## Begin

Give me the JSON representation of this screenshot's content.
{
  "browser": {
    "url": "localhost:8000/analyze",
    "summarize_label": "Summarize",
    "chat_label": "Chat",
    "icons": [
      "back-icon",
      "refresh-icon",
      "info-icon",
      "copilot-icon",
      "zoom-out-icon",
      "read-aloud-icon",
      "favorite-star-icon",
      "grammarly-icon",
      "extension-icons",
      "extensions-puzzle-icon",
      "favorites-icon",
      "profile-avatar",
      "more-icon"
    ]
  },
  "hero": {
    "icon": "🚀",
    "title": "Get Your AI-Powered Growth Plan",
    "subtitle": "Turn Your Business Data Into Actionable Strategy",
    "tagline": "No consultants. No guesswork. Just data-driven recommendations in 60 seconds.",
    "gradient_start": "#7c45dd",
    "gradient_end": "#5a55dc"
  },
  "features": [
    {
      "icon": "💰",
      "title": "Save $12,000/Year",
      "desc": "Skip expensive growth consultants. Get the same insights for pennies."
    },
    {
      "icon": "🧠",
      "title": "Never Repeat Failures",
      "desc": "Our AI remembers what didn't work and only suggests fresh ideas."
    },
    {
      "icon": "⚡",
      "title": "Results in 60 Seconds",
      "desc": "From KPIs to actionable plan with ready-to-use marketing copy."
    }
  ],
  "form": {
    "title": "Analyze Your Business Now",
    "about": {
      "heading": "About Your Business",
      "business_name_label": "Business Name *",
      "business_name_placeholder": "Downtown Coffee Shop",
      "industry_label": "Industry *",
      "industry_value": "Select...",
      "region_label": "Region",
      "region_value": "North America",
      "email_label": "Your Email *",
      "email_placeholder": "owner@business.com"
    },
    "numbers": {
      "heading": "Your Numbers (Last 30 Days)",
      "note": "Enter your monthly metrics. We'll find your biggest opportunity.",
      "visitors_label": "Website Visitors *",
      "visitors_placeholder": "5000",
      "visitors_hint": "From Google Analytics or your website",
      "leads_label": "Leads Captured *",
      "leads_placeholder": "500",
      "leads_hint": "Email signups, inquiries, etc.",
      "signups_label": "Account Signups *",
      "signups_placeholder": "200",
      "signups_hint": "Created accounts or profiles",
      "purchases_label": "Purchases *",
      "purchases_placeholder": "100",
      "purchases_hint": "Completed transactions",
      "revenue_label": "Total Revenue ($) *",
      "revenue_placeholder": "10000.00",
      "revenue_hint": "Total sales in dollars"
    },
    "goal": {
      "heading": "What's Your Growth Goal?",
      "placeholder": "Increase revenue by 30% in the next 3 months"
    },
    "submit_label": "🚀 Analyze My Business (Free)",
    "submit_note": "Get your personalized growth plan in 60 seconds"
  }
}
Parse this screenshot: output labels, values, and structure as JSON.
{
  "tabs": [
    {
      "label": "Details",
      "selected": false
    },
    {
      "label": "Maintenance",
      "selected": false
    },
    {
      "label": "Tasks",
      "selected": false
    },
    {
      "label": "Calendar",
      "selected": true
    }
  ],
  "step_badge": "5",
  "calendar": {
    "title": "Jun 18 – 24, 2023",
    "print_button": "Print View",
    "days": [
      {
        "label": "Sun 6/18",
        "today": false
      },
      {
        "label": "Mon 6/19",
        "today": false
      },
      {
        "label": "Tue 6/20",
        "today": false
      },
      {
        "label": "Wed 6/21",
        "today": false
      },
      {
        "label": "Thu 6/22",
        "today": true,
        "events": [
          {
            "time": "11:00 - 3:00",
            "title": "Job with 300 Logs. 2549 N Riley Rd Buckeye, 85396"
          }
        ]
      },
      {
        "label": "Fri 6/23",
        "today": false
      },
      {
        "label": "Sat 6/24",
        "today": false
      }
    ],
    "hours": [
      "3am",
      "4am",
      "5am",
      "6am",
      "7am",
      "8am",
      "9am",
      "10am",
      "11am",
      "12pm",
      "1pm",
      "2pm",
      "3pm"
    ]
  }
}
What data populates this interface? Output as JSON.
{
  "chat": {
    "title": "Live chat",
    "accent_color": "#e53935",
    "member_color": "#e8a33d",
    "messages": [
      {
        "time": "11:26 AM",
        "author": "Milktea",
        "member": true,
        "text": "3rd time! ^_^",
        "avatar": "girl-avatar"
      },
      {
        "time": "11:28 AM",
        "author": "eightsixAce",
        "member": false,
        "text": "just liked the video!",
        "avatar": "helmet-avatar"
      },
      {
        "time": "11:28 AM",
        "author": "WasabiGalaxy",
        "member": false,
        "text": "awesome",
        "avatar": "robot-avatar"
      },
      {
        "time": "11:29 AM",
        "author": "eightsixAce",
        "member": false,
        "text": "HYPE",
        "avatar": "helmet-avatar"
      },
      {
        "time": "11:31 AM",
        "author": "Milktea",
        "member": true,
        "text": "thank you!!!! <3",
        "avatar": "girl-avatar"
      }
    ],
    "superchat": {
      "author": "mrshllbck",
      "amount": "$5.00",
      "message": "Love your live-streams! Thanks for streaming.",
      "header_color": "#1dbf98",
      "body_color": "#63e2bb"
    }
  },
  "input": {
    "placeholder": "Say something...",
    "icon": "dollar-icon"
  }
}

## End

• **Stated task**
Report all lines of the data that include the word "consultants".

• **Answer to this problem**
    "tagline": "No consultants. No guesswork. Just data-driven recommendations in 60 seconds.",
      "desc": "Skip expensive growth consultants. Get the same insights for pennies."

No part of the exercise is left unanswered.